▶ What you have to do:
Copy each line below that contains "سفيان".

[Stored dataset items]

_ _ _

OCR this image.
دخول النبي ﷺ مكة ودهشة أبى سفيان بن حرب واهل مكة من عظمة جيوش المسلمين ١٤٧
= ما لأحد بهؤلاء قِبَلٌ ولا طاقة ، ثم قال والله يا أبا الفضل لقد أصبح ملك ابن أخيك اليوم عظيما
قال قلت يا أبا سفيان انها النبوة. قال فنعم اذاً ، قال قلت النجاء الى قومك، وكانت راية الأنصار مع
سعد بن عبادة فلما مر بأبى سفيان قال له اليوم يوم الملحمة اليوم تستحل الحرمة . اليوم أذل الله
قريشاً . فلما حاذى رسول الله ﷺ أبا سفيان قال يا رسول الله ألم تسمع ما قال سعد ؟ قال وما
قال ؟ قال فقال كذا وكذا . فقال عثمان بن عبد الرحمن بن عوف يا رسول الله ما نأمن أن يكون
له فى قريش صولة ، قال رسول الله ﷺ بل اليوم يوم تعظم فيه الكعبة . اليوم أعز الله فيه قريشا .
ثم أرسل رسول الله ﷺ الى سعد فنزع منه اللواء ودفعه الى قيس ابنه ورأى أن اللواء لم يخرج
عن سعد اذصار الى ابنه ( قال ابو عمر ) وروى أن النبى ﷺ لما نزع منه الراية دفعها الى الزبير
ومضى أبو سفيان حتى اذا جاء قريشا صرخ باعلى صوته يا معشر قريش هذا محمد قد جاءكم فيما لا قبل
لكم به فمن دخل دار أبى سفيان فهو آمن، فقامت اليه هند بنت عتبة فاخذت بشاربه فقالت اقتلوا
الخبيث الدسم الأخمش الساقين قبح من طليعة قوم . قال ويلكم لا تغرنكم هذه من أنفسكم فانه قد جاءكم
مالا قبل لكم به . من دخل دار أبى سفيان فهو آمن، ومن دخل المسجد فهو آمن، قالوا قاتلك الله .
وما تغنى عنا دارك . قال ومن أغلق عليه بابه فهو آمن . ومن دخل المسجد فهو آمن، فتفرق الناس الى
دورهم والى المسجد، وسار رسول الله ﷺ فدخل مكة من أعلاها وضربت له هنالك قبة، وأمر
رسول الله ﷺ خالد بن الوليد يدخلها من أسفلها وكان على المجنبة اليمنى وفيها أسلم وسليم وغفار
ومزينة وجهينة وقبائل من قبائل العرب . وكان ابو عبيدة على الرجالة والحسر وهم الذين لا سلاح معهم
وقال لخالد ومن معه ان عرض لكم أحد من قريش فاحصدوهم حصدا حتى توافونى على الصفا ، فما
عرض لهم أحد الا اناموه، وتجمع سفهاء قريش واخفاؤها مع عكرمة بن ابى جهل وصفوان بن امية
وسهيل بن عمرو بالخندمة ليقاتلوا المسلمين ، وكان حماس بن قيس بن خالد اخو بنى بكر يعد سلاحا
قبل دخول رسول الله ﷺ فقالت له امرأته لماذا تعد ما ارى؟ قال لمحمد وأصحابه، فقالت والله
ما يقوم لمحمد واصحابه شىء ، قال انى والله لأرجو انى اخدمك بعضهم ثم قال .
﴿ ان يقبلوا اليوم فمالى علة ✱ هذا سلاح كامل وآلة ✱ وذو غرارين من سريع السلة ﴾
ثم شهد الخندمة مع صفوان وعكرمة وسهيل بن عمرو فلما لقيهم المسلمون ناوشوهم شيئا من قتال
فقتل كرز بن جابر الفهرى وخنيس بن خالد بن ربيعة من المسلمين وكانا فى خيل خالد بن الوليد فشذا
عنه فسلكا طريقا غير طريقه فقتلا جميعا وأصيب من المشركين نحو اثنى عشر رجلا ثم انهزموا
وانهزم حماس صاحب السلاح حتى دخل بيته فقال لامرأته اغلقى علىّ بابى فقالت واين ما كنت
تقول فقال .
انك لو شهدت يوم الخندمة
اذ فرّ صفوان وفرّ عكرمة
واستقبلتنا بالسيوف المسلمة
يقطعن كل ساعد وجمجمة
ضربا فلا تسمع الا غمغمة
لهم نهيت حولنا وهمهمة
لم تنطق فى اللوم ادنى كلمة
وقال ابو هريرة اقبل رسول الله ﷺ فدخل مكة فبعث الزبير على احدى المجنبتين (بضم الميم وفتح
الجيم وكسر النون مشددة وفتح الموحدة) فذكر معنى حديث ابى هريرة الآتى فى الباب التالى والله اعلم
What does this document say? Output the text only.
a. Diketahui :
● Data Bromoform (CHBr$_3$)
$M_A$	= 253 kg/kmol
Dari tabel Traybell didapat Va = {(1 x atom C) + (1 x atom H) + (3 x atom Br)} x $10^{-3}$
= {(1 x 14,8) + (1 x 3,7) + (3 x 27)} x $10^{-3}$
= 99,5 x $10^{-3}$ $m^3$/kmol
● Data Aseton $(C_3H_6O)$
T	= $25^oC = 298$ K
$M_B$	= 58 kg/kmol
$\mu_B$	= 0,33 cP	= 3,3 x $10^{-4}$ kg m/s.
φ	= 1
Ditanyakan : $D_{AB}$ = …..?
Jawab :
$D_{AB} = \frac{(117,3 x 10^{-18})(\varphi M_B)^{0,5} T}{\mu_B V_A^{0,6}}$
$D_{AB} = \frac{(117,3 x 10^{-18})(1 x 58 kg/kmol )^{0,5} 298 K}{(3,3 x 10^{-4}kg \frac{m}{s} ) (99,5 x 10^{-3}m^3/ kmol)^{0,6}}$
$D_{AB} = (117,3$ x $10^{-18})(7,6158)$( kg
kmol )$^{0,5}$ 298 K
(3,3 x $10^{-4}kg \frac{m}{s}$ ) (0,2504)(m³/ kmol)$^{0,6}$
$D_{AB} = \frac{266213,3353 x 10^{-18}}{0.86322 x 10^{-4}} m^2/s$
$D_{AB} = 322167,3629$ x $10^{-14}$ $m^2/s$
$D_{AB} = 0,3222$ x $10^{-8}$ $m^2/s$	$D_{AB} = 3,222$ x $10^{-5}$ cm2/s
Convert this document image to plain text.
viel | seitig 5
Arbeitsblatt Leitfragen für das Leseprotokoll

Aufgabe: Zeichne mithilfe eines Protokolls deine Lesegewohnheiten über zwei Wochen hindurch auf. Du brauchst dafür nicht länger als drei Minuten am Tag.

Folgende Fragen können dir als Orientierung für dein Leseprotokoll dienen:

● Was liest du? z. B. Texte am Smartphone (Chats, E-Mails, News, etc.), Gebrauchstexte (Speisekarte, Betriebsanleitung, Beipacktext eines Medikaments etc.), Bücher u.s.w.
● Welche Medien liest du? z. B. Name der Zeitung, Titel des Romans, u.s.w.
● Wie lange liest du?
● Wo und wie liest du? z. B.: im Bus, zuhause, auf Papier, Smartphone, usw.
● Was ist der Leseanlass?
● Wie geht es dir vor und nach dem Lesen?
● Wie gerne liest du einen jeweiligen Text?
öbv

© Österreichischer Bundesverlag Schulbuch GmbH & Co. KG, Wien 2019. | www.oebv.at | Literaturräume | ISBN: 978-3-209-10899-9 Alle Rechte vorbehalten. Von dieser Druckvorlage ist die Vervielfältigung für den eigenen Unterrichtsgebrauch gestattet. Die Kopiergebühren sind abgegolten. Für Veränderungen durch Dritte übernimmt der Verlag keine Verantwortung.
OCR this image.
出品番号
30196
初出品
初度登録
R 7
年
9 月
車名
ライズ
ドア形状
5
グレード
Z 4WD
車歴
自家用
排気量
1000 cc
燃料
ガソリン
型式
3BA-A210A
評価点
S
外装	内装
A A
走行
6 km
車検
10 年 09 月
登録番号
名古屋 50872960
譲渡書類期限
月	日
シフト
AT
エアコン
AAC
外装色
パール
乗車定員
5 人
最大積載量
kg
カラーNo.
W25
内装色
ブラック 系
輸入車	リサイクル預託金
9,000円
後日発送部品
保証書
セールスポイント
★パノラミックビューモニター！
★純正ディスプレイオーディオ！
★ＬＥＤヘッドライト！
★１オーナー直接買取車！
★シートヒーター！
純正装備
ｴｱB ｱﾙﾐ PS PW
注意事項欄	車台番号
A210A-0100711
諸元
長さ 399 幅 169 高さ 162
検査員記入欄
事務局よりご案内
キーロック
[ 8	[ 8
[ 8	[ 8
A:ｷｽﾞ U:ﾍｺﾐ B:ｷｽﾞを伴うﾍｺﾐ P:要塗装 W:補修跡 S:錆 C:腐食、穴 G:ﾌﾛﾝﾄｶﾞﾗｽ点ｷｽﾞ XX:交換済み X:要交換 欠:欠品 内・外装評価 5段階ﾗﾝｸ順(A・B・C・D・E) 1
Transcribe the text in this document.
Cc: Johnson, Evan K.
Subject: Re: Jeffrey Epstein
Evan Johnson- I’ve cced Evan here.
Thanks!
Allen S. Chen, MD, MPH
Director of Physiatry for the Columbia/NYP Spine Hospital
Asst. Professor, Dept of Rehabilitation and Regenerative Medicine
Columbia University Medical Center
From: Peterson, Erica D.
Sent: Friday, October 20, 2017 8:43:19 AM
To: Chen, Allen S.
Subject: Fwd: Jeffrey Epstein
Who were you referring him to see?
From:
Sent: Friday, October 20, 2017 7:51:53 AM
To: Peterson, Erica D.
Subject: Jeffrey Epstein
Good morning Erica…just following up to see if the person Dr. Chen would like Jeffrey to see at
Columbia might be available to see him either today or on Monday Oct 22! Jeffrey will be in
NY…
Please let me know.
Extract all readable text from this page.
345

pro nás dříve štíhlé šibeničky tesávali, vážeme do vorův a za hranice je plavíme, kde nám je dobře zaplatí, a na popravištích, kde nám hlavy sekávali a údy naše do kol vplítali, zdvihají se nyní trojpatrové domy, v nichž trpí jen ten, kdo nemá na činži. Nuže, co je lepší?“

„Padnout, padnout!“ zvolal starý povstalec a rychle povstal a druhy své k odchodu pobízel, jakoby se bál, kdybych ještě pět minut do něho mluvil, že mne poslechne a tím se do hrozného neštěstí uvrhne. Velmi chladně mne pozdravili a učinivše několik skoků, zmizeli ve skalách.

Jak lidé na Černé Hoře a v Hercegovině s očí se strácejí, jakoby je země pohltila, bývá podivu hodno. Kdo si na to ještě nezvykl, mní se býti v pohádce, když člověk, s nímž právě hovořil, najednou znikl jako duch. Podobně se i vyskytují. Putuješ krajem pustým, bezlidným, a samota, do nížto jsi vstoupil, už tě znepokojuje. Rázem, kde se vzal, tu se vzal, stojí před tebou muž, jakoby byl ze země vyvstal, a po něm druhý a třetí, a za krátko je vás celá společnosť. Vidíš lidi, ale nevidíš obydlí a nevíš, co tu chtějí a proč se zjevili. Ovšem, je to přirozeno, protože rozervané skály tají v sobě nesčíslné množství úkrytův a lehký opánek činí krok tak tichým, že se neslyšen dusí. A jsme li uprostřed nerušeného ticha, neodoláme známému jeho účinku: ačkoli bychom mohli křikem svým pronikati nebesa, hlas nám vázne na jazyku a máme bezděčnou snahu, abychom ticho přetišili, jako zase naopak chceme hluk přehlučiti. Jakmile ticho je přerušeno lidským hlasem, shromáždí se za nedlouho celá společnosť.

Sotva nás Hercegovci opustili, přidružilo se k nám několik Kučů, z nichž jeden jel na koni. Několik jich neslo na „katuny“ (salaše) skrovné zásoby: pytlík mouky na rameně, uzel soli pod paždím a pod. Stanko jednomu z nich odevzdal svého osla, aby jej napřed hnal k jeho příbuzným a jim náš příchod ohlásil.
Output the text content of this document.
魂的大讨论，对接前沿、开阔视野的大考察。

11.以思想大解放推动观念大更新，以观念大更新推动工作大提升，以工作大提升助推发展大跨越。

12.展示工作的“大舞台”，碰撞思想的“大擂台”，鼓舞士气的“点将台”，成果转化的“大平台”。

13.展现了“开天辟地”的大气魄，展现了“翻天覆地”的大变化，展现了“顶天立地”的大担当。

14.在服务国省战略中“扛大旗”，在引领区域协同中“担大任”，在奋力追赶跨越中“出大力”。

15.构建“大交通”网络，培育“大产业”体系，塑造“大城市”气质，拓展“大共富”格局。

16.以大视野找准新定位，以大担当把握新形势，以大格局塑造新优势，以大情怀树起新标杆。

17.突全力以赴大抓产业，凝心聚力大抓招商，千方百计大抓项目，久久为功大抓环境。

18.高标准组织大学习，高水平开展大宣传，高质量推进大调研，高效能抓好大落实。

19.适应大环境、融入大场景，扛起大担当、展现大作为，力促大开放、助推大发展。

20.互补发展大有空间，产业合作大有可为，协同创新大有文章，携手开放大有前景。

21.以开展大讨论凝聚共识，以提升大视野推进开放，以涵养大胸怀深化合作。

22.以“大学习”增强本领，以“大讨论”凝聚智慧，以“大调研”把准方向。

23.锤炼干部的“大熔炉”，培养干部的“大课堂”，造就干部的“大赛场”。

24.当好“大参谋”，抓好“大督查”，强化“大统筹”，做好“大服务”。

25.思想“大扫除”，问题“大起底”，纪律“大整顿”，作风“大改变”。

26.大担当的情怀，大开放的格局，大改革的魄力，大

_ _ _

▶ Exercise solution:
دخول النبي ﷺ مكة ودهشة أبى سفيان بن حرب واهل مكة من عظمة جيوش المسلمين ١٤٧
قال قلت يا أبا سفيان انها النبوة. قال فنعم اذاً ، قال قلت النجاء الى قومك، وكانت راية الأنصار مع
سعد بن عبادة فلما مر بأبى سفيان قال له اليوم يوم الملحمة اليوم تستحل الحرمة . اليوم أذل الله
قريشاً . فلما حاذى رسول الله ﷺ أبا سفيان قال يا رسول الله ألم تسمع ما قال سعد ؟ قال وما
ومضى أبو سفيان حتى اذا جاء قريشا صرخ باعلى صوته يا معشر قريش هذا محمد قد جاءكم فيما لا قبل
لكم به فمن دخل دار أبى سفيان فهو آمن، فقامت اليه هند بنت عتبة فاخذت بشاربه فقالت اقتلوا
مالا قبل لكم به . من دخل دار أبى سفيان فهو آمن، ومن دخل المسجد فهو آمن، قالوا قاتلك الله .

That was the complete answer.